Records:
·····

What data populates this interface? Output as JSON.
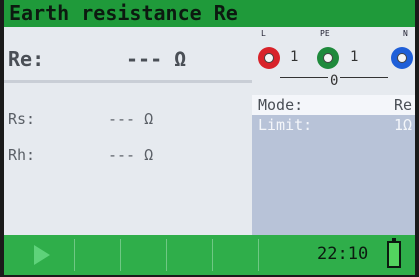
{
  "title": "Earth resistance Re",
  "main": {
    "re_label": "Re:",
    "re_value": "--- Ω",
    "rows": [
      {
        "label": "Rs:",
        "value": "--- Ω"
      },
      {
        "label": "Rh:",
        "value": "--- Ω"
      }
    ]
  },
  "terminals": {
    "l_label": "L",
    "pe_label": "PE",
    "n_label": "N",
    "value_l_pe": "1",
    "value_pe_n": "1",
    "value_l_n": "0",
    "colors": {
      "l": "#d8232a",
      "pe": "#1f8a3c",
      "n": "#1f5fd8"
    }
  },
  "settings": {
    "mode_label": "Mode:",
    "mode_value": "Re",
    "limit_label": "Limit:",
    "limit_value": "1Ω"
  },
  "status": {
    "time": "22:10",
    "play_icon": "play-icon",
    "battery_icon": "battery-icon"
  }
}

·····

• _What you will do_
Copy the listing over exactly, skipping the pictures it holds.

• _Task output_
What data populates this interface? Output as JSON.
{
  "title": "Earth resistance Re",
  "main": {
    "re_label": "Re:",
    "re_value": "--- Ω",
    "rows": [
      {
        "label": "Rs:",
        "value": "--- Ω"
      },
      {
        "label": "Rh:",
        "value": "--- Ω"
      }
    ]
  },
  "terminals": {
    "l_label": "L",
    "pe_label": "PE",
    "n_label": "N",
    "value_l_pe": "1",
    "value_pe_n": "1",
    "value_l_n": "0",
    "colors": {
      "l": "#d8232a",
      "pe": "#1f8a3c",
      "n": "#1f5fd8"
    }
  },
  "settings": {
    "mode_label": "Mode:",
    "mode_value": "Re",
    "limit_label": "Limit:",
    "limit_value": "1Ω"
  },
  "status": {
    "time": "22:10",
    "play_icon": "play-icon",
    "battery_icon": "battery-icon"
  }
}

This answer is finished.